_Set problem_:
Copy out the listing that follows exactly, dropping every picture.

_Data to use_:
──────────────────────────────
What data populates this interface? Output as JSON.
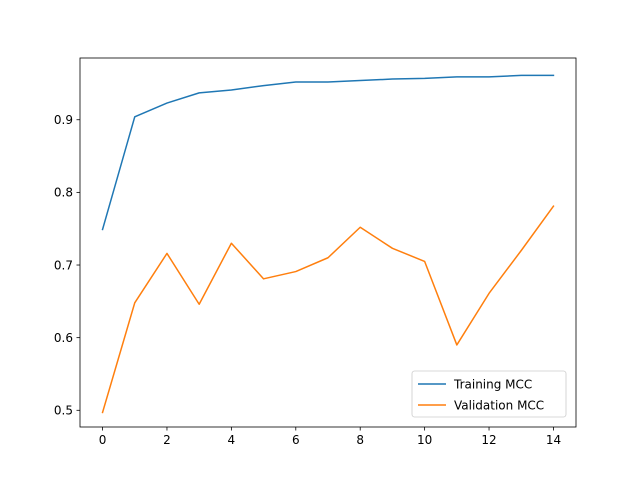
{
  "chart_data": {
    "type": "line",
    "title": "",
    "xlabel": "",
    "ylabel": "",
    "x": [
      0,
      1,
      2,
      3,
      4,
      5,
      6,
      7,
      8,
      9,
      10,
      11,
      12,
      13,
      14
    ],
    "xlim": [
      -0.7,
      14.7
    ],
    "ylim": [
      0.477,
      0.985
    ],
    "xticks": [
      0,
      2,
      4,
      6,
      8,
      10,
      12,
      14
    ],
    "yticks": [
      0.5,
      0.6,
      0.7,
      0.8,
      0.9
    ],
    "xtick_labels": [
      "0",
      "2",
      "4",
      "6",
      "8",
      "10",
      "12",
      "14"
    ],
    "ytick_labels": [
      "0.5",
      "0.6",
      "0.7",
      "0.8",
      "0.9"
    ],
    "grid": false,
    "legend_position": "bottom-right",
    "series": [
      {
        "name": "Training MCC",
        "color": "#1f77b4",
        "values": [
          0.749,
          0.904,
          0.923,
          0.937,
          0.941,
          0.947,
          0.952,
          0.952,
          0.954,
          0.956,
          0.957,
          0.959,
          0.959,
          0.961,
          0.961
        ]
      },
      {
        "name": "Validation MCC",
        "color": "#ff7f0e",
        "values": [
          0.497,
          0.648,
          0.716,
          0.646,
          0.73,
          0.681,
          0.691,
          0.71,
          0.752,
          0.723,
          0.705,
          0.59,
          0.661,
          0.72,
          0.781
        ]
      }
    ]
  }
}
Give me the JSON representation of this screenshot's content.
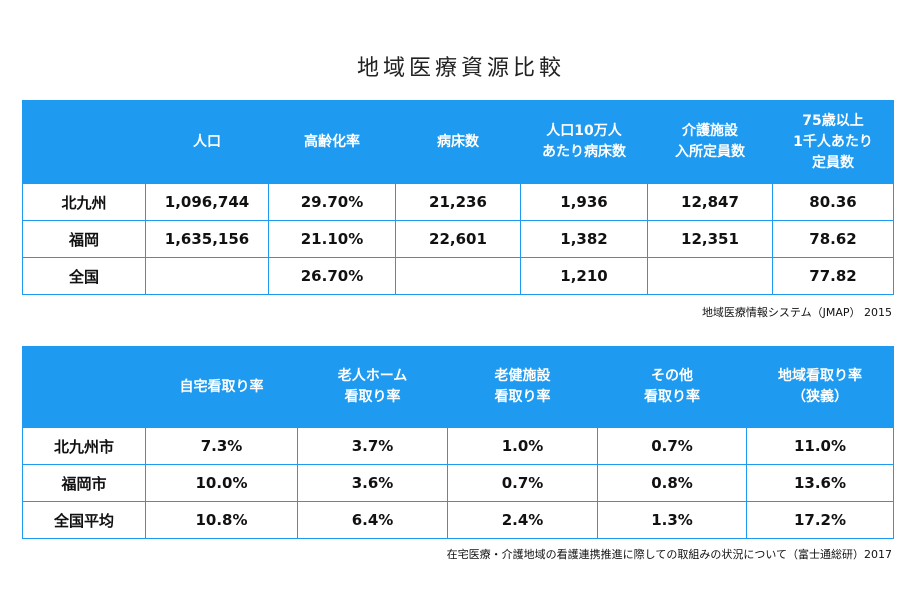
{
  "title": "地域医療資源比較",
  "tables": [
    {
      "header": [
        null,
        [
          "人口"
        ],
        [
          "高齢化率"
        ],
        [
          "病床数"
        ],
        [
          "人口10万人",
          "あたり病床数"
        ],
        [
          "介護施設",
          "入所定員数"
        ],
        [
          "75歳以上",
          "1千人あたり",
          "定員数"
        ]
      ],
      "rows": [
        [
          "北九州",
          "1,096,744",
          "29.70%",
          "21,236",
          "1,936",
          "12,847",
          "80.36"
        ],
        [
          "福岡",
          "1,635,156",
          "21.10%",
          "22,601",
          "1,382",
          "12,351",
          "78.62"
        ],
        [
          "全国",
          null,
          "26.70%",
          null,
          "1,210",
          null,
          "77.82"
        ]
      ],
      "source": "地域医療情報システム（JMAP） 2015"
    },
    {
      "header": [
        null,
        [
          "自宅看取り率"
        ],
        [
          "老人ホーム",
          "看取り率"
        ],
        [
          "老健施設",
          "看取り率"
        ],
        [
          "その他",
          "看取り率"
        ],
        [
          "地域看取り率",
          "（狭義）"
        ]
      ],
      "rows": [
        [
          "北九州市",
          "7.3%",
          "3.7%",
          "1.0%",
          "0.7%",
          "11.0%"
        ],
        [
          "福岡市",
          "10.0%",
          "3.6%",
          "0.7%",
          "0.8%",
          "13.6%"
        ],
        [
          "全国平均",
          "10.8%",
          "6.4%",
          "2.4%",
          "1.3%",
          "17.2%"
        ]
      ],
      "source": "在宅医療・介護地域の看護連携推進に際しての取組みの状況について（富士通総研）2017"
    }
  ]
}
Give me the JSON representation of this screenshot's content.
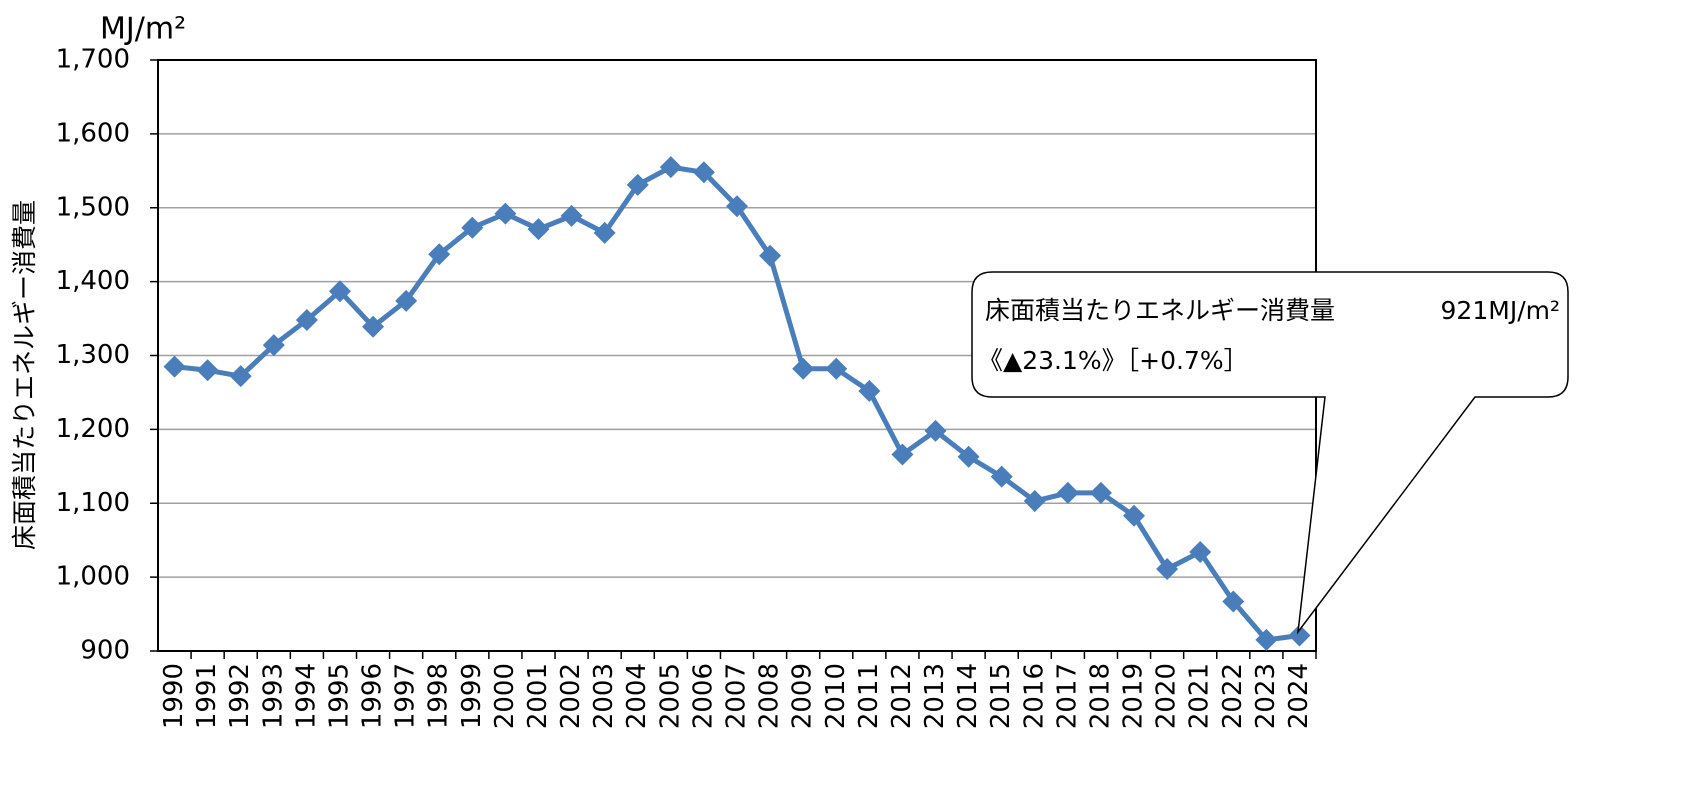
──────────────────────────────
_Solution to the problem_:
What data populates this interface? Output as JSON.
{
  "chart_data": {
    "type": "line",
    "title": "",
    "xlabel": "",
    "ylabel": "",
    "x": [
      0,
      1,
      2,
      3,
      4,
      5,
      6,
      7,
      8,
      9,
      10,
      11,
      12,
      13,
      14
    ],
    "xlim": [
      -0.7,
      14.7
    ],
    "ylim": [
      0.477,
      0.985
    ],
    "xticks": [
      0,
      2,
      4,
      6,
      8,
      10,
      12,
      14
    ],
    "yticks": [
      0.5,
      0.6,
      0.7,
      0.8,
      0.9
    ],
    "xtick_labels": [
      "0",
      "2",
      "4",
      "6",
      "8",
      "10",
      "12",
      "14"
    ],
    "ytick_labels": [
      "0.5",
      "0.6",
      "0.7",
      "0.8",
      "0.9"
    ],
    "grid": false,
    "legend_position": "bottom-right",
    "series": [
      {
        "name": "Training MCC",
        "color": "#1f77b4",
        "values": [
          0.749,
          0.904,
          0.923,
          0.937,
          0.941,
          0.947,
          0.952,
          0.952,
          0.954,
          0.956,
          0.957,
          0.959,
          0.959,
          0.961,
          0.961
        ]
      },
      {
        "name": "Validation MCC",
        "color": "#ff7f0e",
        "values": [
          0.497,
          0.648,
          0.716,
          0.646,
          0.73,
          0.681,
          0.691,
          0.71,
          0.752,
          0.723,
          0.705,
          0.59,
          0.661,
          0.72,
          0.781
        ]
      }
    ]
  }
}
Give me the JSON representation of this screenshot's content.
{
  "title": "地域医療資源比較",
  "tables": [
    {
      "header": [
        null,
        [
          "人口"
        ],
        [
          "高齢化率"
        ],
        [
          "病床数"
        ],
        [
          "人口10万人",
          "あたり病床数"
        ],
        [
          "介護施設",
          "入所定員数"
        ],
        [
          "75歳以上",
          "1千人あたり",
          "定員数"
        ]
      ],
      "rows": [
        [
          "北九州",
          "1,096,744",
          "29.70%",
          "21,236",
          "1,936",
          "12,847",
          "80.36"
        ],
        [
          "福岡",
          "1,635,156",
          "21.10%",
          "22,601",
          "1,382",
          "12,351",
          "78.62"
        ],
        [
          "全国",
          null,
          "26.70%",
          null,
          "1,210",
          null,
          "77.82"
        ]
      ],
      "source": "地域医療情報システム（JMAP） 2015"
    },
    {
      "header": [
        null,
        [
          "自宅看取り率"
        ],
        [
          "老人ホーム",
          "看取り率"
        ],
        [
          "老健施設",
          "看取り率"
        ],
        [
          "その他",
          "看取り率"
        ],
        [
          "地域看取り率",
          "（狭義）"
        ]
      ],
      "rows": [
        [
          "北九州市",
          "7.3%",
          "3.7%",
          "1.0%",
          "0.7%",
          "11.0%"
        ],
        [
          "福岡市",
          "10.0%",
          "3.6%",
          "0.7%",
          "0.8%",
          "13.6%"
        ],
        [
          "全国平均",
          "10.8%",
          "6.4%",
          "2.4%",
          "1.3%",
          "17.2%"
        ]
      ],
      "source": "在宅医療・介護地域の看護連携推進に際しての取組みの状況について（富士通総研）2017"
    }
  ]
}
Give me the JSON representation of this screenshot's content.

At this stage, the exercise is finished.